begin DATA SHOWN

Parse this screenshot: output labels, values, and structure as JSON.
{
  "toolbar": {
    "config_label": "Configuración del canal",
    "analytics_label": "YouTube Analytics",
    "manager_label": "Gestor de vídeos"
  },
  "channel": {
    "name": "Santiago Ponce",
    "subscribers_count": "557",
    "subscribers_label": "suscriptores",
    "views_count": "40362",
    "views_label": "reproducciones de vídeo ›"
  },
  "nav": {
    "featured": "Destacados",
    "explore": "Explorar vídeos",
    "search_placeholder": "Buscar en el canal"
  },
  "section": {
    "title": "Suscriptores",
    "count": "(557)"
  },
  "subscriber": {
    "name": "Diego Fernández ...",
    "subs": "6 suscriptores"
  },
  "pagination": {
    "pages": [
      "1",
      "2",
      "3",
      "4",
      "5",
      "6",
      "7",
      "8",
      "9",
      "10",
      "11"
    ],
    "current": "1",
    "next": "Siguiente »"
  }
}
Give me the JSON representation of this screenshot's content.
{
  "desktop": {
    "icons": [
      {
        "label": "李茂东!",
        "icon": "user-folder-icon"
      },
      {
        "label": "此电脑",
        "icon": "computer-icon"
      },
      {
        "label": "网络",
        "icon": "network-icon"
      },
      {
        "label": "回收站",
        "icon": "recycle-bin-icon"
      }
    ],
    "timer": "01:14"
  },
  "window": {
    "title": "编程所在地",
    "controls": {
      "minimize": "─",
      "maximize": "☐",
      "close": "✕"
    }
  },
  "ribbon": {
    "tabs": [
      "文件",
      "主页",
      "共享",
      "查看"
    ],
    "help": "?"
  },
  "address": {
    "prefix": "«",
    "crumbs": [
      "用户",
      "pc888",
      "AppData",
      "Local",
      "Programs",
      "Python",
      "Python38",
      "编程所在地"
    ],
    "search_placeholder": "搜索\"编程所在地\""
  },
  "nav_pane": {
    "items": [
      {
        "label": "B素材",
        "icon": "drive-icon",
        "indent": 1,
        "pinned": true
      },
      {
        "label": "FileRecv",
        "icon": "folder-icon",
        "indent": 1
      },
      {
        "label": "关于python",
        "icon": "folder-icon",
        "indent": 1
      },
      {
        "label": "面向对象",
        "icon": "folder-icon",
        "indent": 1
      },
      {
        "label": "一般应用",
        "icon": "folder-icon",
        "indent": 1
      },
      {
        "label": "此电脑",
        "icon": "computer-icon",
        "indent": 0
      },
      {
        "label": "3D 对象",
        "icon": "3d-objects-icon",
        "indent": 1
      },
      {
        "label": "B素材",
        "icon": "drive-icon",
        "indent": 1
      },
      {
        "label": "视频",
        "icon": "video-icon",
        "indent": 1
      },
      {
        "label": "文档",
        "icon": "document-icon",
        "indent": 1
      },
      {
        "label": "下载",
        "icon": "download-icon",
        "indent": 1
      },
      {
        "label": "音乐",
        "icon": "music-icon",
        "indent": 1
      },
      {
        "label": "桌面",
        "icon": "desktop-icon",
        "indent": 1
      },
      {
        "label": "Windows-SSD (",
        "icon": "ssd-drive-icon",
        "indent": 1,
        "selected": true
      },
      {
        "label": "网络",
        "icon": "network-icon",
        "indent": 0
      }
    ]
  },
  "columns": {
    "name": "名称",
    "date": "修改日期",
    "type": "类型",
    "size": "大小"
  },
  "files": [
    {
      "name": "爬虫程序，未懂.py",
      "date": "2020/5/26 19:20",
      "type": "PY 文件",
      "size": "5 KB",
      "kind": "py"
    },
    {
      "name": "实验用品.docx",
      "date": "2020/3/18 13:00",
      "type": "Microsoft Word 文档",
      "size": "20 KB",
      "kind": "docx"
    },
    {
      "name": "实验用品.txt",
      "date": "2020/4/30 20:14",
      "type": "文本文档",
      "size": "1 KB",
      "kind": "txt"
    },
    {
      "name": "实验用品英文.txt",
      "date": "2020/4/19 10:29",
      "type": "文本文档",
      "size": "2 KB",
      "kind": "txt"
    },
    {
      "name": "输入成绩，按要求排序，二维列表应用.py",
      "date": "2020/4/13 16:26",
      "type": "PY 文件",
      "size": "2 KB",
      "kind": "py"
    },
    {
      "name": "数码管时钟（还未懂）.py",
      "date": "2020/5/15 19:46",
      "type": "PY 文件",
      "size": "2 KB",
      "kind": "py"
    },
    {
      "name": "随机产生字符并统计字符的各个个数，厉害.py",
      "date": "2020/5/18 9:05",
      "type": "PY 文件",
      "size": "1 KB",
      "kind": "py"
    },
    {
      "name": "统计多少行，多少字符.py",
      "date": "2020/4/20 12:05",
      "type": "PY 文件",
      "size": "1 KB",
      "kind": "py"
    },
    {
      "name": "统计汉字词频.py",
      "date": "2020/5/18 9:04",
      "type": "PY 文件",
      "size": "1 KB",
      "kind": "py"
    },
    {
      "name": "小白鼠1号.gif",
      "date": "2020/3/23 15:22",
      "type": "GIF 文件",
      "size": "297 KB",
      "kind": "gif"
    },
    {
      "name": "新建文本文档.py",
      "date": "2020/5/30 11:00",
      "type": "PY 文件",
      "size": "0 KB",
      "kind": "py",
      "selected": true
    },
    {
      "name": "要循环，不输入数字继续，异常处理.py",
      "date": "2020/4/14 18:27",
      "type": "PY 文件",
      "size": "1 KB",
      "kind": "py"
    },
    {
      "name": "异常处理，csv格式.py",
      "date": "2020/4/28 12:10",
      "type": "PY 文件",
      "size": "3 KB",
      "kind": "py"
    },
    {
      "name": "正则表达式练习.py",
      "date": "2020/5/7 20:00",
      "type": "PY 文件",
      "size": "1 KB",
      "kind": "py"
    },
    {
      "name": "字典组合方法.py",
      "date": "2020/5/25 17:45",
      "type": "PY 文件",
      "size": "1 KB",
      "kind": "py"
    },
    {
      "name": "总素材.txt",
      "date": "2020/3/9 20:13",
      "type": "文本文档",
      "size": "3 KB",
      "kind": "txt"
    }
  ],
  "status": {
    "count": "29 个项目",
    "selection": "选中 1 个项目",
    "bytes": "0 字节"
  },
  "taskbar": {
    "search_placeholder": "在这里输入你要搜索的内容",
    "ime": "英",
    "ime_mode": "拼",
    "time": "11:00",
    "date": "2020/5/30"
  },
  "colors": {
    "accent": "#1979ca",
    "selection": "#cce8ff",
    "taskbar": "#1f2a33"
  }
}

end DATA SHOWN

--- TASK REQUIREMENTS ---
Repeat each record exactly. Omit nothing.

--- CORRECT RESPONSE ---
Parse this screenshot: output labels, values, and structure as JSON.
{
  "toolbar": {
    "config_label": "Configuración del canal",
    "analytics_label": "YouTube Analytics",
    "manager_label": "Gestor de vídeos"
  },
  "channel": {
    "name": "Santiago Ponce",
    "subscribers_count": "557",
    "subscribers_label": "suscriptores",
    "views_count": "40362",
    "views_label": "reproducciones de vídeo ›"
  },
  "nav": {
    "featured": "Destacados",
    "explore": "Explorar vídeos",
    "search_placeholder": "Buscar en el canal"
  },
  "section": {
    "title": "Suscriptores",
    "count": "(557)"
  },
  "subscriber": {
    "name": "Diego Fernández ...",
    "subs": "6 suscriptores"
  },
  "pagination": {
    "pages": [
      "1",
      "2",
      "3",
      "4",
      "5",
      "6",
      "7",
      "8",
      "9",
      "10",
      "11"
    ],
    "current": "1",
    "next": "Siguiente »"
  }
}
Give me the JSON representation of this screenshot's content.
{
  "desktop": {
    "icons": [
      {
        "label": "李茂东!",
        "icon": "user-folder-icon"
      },
      {
        "label": "此电脑",
        "icon": "computer-icon"
      },
      {
        "label": "网络",
        "icon": "network-icon"
      },
      {
        "label": "回收站",
        "icon": "recycle-bin-icon"
      }
    ],
    "timer": "01:14"
  },
  "window": {
    "title": "编程所在地",
    "controls": {
      "minimize": "─",
      "maximize": "☐",
      "close": "✕"
    }
  },
  "ribbon": {
    "tabs": [
      "文件",
      "主页",
      "共享",
      "查看"
    ],
    "help": "?"
  },
  "address": {
    "prefix": "«",
    "crumbs": [
      "用户",
      "pc888",
      "AppData",
      "Local",
      "Programs",
      "Python",
      "Python38",
      "编程所在地"
    ],
    "search_placeholder": "搜索\"编程所在地\""
  },
  "nav_pane": {
    "items": [
      {
        "label": "B素材",
        "icon": "drive-icon",
        "indent": 1,
        "pinned": true
      },
      {
        "label": "FileRecv",
        "icon": "folder-icon",
        "indent": 1
      },
      {
        "label": "关于python",
        "icon": "folder-icon",
        "indent": 1
      },
      {
        "label": "面向对象",
        "icon": "folder-icon",
        "indent": 1
      },
      {
        "label": "一般应用",
        "icon": "folder-icon",
        "indent": 1
      },
      {
        "label": "此电脑",
        "icon": "computer-icon",
        "indent": 0
      },
      {
        "label": "3D 对象",
        "icon": "3d-objects-icon",
        "indent": 1
      },
      {
        "label": "B素材",
        "icon": "drive-icon",
        "indent": 1
      },
      {
        "label": "视频",
        "icon": "video-icon",
        "indent": 1
      },
      {
        "label": "文档",
        "icon": "document-icon",
        "indent": 1
      },
      {
        "label": "下载",
        "icon": "download-icon",
        "indent": 1
      },
      {
        "label": "音乐",
        "icon": "music-icon",
        "indent": 1
      },
      {
        "label": "桌面",
        "icon": "desktop-icon",
        "indent": 1
      },
      {
        "label": "Windows-SSD (",
        "icon": "ssd-drive-icon",
        "indent": 1,
        "selected": true
      },
      {
        "label": "网络",
        "icon": "network-icon",
        "indent": 0
      }
    ]
  },
  "columns": {
    "name": "名称",
    "date": "修改日期",
    "type": "类型",
    "size": "大小"
  },
  "files": [
    {
      "name": "爬虫程序，未懂.py",
      "date": "2020/5/26 19:20",
      "type": "PY 文件",
      "size": "5 KB",
      "kind": "py"
    },
    {
      "name": "实验用品.docx",
      "date": "2020/3/18 13:00",
      "type": "Microsoft Word 文档",
      "size": "20 KB",
      "kind": "docx"
    },
    {
      "name": "实验用品.txt",
      "date": "2020/4/30 20:14",
      "type": "文本文档",
      "size": "1 KB",
      "kind": "txt"
    },
    {
      "name": "实验用品英文.txt",
      "date": "2020/4/19 10:29",
      "type": "文本文档",
      "size": "2 KB",
      "kind": "txt"
    },
    {
      "name": "输入成绩，按要求排序，二维列表应用.py",
      "date": "2020/4/13 16:26",
      "type": "PY 文件",
      "size": "2 KB",
      "kind": "py"
    },
    {
      "name": "数码管时钟（还未懂）.py",
      "date": "2020/5/15 19:46",
      "type": "PY 文件",
      "size": "2 KB",
      "kind": "py"
    },
    {
      "name": "随机产生字符并统计字符的各个个数，厉害.py",
      "date": "2020/5/18 9:05",
      "type": "PY 文件",
      "size": "1 KB",
      "kind": "py"
    },
    {
      "name": "统计多少行，多少字符.py",
      "date": "2020/4/20 12:05",
      "type": "PY 文件",
      "size": "1 KB",
      "kind": "py"
    },
    {
      "name": "统计汉字词频.py",
      "date": "2020/5/18 9:04",
      "type": "PY 文件",
      "size": "1 KB",
      "kind": "py"
    },
    {
      "name": "小白鼠1号.gif",
      "date": "2020/3/23 15:22",
      "type": "GIF 文件",
      "size": "297 KB",
      "kind": "gif"
    },
    {
      "name": "新建文本文档.py",
      "date": "2020/5/30 11:00",
      "type": "PY 文件",
      "size": "0 KB",
      "kind": "py",
      "selected": true
    },
    {
      "name": "要循环，不输入数字继续，异常处理.py",
      "date": "2020/4/14 18:27",
      "type": "PY 文件",
      "size": "1 KB",
      "kind": "py"
    },
    {
      "name": "异常处理，csv格式.py",
      "date": "2020/4/28 12:10",
      "type": "PY 文件",
      "size": "3 KB",
      "kind": "py"
    },
    {
      "name": "正则表达式练习.py",
      "date": "2020/5/7 20:00",
      "type": "PY 文件",
      "size": "1 KB",
      "kind": "py"
    },
    {
      "name": "字典组合方法.py",
      "date": "2020/5/25 17:45",
      "type": "PY 文件",
      "size": "1 KB",
      "kind": "py"
    },
    {
      "name": "总素材.txt",
      "date": "2020/3/9 20:13",
      "type": "文本文档",
      "size": "3 KB",
      "kind": "txt"
    }
  ],
  "status": {
    "count": "29 个项目",
    "selection": "选中 1 个项目",
    "bytes": "0 字节"
  },
  "taskbar": {
    "search_placeholder": "在这里输入你要搜索的内容",
    "ime": "英",
    "ime_mode": "拼",
    "time": "11:00",
    "date": "2020/5/30"
  },
  "colors": {
    "accent": "#1979ca",
    "selection": "#cce8ff",
    "taskbar": "#1f2a33"
  }
}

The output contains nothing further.